Rows from a dataset
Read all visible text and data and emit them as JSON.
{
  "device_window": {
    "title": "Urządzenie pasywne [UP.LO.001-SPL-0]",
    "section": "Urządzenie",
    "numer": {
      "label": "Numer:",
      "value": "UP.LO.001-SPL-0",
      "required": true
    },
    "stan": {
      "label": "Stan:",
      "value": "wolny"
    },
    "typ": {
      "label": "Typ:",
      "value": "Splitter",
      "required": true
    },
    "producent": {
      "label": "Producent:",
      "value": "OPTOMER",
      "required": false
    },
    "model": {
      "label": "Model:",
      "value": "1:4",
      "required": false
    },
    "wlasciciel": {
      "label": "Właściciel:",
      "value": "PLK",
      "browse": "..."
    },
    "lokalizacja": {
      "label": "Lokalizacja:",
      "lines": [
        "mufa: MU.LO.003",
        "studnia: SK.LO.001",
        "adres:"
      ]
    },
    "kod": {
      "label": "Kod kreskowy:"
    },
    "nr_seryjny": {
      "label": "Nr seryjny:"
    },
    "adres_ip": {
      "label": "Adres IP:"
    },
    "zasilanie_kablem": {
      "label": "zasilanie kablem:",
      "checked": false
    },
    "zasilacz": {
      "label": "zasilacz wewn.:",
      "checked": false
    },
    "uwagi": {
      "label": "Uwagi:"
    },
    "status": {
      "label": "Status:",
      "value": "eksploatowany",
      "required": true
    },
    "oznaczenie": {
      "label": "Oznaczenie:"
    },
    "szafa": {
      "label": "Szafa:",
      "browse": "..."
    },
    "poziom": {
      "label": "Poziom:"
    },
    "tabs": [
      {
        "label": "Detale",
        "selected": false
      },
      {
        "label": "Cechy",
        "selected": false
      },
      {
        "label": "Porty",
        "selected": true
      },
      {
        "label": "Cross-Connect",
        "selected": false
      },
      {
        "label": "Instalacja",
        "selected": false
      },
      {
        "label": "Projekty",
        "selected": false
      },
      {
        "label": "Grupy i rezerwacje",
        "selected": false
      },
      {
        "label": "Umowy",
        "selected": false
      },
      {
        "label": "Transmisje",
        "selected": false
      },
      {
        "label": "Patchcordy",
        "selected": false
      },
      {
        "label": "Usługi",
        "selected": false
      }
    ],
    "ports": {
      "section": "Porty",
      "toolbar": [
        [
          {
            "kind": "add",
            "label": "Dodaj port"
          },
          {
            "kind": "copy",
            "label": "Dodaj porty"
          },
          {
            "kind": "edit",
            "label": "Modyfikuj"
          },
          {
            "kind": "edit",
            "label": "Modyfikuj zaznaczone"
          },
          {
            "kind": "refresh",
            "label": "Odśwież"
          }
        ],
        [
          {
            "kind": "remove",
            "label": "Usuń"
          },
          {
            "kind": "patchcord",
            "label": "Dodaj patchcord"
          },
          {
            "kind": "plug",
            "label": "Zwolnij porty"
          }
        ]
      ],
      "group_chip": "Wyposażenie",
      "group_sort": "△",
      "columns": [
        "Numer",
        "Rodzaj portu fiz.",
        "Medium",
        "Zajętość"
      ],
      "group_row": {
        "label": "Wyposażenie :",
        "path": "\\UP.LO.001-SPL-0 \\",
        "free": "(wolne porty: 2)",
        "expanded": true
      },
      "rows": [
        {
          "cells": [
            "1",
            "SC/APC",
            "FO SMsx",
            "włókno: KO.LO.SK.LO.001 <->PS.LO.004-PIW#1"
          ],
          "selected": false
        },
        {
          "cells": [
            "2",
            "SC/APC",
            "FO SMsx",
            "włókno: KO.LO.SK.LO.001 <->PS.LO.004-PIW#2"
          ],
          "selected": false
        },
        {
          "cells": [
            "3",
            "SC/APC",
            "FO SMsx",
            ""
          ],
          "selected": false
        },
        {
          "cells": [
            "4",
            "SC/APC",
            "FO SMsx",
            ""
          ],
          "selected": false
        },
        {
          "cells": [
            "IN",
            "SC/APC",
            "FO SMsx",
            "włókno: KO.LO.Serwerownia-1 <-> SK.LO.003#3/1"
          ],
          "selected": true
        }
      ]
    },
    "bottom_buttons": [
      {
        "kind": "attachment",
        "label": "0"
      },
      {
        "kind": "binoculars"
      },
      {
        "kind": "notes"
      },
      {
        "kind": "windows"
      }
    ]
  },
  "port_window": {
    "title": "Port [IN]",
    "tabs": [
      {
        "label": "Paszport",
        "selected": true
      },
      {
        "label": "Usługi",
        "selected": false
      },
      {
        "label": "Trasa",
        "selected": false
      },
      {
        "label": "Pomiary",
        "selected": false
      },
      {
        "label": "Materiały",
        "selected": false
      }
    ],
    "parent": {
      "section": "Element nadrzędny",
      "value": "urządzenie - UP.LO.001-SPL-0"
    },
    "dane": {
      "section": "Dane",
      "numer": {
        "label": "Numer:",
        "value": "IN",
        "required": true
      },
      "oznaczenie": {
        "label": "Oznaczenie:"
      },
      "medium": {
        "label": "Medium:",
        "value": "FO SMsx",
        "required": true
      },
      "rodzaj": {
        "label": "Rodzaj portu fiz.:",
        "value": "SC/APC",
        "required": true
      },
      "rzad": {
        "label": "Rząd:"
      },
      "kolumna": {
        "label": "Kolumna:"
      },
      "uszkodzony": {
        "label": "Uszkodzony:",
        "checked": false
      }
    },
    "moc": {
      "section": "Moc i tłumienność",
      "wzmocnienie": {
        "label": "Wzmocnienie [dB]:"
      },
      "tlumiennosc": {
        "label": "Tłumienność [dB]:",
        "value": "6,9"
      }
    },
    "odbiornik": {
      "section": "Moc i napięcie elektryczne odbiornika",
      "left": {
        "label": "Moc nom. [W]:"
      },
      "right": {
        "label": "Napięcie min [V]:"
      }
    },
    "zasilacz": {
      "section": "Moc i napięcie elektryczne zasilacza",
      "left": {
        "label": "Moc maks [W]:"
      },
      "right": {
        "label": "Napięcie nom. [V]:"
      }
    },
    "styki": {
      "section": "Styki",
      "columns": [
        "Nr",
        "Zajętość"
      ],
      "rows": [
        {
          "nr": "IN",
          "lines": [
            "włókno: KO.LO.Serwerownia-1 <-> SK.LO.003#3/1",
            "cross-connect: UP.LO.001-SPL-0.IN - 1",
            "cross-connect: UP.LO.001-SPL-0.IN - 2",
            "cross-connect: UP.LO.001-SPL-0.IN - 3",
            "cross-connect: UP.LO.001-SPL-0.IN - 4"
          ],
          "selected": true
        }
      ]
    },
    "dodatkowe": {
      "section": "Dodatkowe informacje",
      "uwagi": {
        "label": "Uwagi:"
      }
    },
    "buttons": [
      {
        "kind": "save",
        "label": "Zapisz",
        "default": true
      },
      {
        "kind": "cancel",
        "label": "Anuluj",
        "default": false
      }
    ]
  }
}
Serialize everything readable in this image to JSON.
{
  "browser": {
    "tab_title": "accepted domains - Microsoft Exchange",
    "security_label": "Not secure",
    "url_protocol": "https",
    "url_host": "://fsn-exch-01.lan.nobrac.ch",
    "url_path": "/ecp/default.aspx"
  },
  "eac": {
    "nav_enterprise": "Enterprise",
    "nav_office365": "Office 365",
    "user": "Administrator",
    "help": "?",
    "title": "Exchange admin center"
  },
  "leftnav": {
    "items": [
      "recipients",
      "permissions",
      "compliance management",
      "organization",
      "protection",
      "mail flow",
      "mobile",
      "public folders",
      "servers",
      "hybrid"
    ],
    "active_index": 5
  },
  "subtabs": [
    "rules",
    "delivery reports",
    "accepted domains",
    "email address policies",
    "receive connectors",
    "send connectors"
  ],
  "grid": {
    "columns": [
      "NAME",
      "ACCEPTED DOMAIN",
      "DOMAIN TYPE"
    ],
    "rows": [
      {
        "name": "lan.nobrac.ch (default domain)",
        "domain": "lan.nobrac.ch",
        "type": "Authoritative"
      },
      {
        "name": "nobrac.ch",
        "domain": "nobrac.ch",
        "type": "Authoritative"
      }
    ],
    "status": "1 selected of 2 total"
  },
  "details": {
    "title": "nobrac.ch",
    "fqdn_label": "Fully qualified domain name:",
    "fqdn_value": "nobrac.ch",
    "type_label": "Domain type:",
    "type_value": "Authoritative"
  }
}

Goal of the exercise:
Copy all lines from the listing that contain "nobrac".

Reply:
    "url_host": "://fsn-exch-01.lan.nobrac.ch",
        "name": "lan.nobrac.ch (default domain)",
        "domain": "lan.nobrac.ch",
        "name": "nobrac.ch",
        "domain": "nobrac.ch",
    "title": "nobrac.ch",
    "fqdn_value": "nobrac.ch",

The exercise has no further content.